■ **Source data**:
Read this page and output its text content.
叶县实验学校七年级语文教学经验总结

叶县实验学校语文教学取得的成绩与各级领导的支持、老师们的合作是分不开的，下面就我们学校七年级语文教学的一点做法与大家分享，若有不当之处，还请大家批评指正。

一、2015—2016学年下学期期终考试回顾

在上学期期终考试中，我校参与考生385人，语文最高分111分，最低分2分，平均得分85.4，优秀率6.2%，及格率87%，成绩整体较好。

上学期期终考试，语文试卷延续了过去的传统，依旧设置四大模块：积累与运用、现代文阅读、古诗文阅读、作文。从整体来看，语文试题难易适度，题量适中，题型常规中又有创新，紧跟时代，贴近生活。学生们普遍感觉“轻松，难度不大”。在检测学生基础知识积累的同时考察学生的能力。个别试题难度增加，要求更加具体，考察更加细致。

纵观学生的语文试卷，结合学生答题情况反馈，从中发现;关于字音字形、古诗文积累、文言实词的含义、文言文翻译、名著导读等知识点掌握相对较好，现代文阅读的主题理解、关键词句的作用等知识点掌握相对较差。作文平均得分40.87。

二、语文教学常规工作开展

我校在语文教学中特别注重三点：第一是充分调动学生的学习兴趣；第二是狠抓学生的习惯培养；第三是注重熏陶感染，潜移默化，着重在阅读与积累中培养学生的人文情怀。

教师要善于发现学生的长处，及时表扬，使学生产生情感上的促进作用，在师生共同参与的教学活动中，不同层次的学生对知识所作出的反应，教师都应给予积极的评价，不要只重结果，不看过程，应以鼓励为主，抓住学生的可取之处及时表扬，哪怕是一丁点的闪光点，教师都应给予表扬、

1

■ **EXERCISE**: Copy out every line of the data above, exactly as given.

■ **THE REPLY**:
Read this page and output its text content.
叶县实验学校七年级语文教学经验总结

叶县实验学校语文教学取得的成绩与各级领导的支持、老师们的合作是分不开的，下面就我们学校七年级语文教学的一点做法与大家分享，若有不当之处，还请大家批评指正。

一、2015—2016学年下学期期终考试回顾

在上学期期终考试中，我校参与考生385人，语文最高分111分，最低分2分，平均得分85.4，优秀率6.2%，及格率87%，成绩整体较好。

上学期期终考试，语文试卷延续了过去的传统，依旧设置四大模块：积累与运用、现代文阅读、古诗文阅读、作文。从整体来看，语文试题难易适度，题量适中，题型常规中又有创新，紧跟时代，贴近生活。学生们普遍感觉“轻松，难度不大”。在检测学生基础知识积累的同时考察学生的能力。个别试题难度增加，要求更加具体，考察更加细致。

纵观学生的语文试卷，结合学生答题情况反馈，从中发现;关于字音字形、古诗文积累、文言实词的含义、文言文翻译、名著导读等知识点掌握相对较好，现代文阅读的主题理解、关键词句的作用等知识点掌握相对较差。作文平均得分40.87。

二、语文教学常规工作开展

我校在语文教学中特别注重三点：第一是充分调动学生的学习兴趣；第二是狠抓学生的习惯培养；第三是注重熏陶感染，潜移默化，着重在阅读与积累中培养学生的人文情怀。

教师要善于发现学生的长处，及时表扬，使学生产生情感上的促进作用，在师生共同参与的教学活动中，不同层次的学生对知识所作出的反应，教师都应给予积极的评价，不要只重结果，不看过程，应以鼓励为主，抓住学生的可取之处及时表扬，哪怕是一丁点的闪光点，教师都应给予表扬、

1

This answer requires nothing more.